=== Stored rows ===
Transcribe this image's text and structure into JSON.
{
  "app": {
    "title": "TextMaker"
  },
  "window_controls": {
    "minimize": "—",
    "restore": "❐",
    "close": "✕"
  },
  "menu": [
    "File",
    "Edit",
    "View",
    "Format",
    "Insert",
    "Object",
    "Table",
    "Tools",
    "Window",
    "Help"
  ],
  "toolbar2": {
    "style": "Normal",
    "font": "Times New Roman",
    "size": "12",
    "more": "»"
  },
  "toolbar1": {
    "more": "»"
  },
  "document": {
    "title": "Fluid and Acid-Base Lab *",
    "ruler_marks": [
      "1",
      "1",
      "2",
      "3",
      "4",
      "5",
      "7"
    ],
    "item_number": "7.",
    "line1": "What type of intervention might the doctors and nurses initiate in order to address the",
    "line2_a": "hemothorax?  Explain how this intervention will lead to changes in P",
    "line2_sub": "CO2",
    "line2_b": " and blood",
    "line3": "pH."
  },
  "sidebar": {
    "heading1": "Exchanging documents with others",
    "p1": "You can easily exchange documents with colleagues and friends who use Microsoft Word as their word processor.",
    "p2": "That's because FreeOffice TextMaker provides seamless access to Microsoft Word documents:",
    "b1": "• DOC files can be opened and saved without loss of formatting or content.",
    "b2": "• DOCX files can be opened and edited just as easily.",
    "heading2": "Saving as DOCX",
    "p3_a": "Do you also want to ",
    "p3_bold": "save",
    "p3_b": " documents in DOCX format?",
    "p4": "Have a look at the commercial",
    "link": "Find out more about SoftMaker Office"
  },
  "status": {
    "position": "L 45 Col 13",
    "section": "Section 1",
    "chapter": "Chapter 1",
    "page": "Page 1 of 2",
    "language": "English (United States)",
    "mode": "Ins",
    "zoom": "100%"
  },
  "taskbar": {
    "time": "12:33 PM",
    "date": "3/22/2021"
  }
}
===
_Work required_. Show every line where the string "title" appears.

_Exercise solution_.
    "title": "TextMaker"
    "title": "Fluid and Acid-Base Lab *",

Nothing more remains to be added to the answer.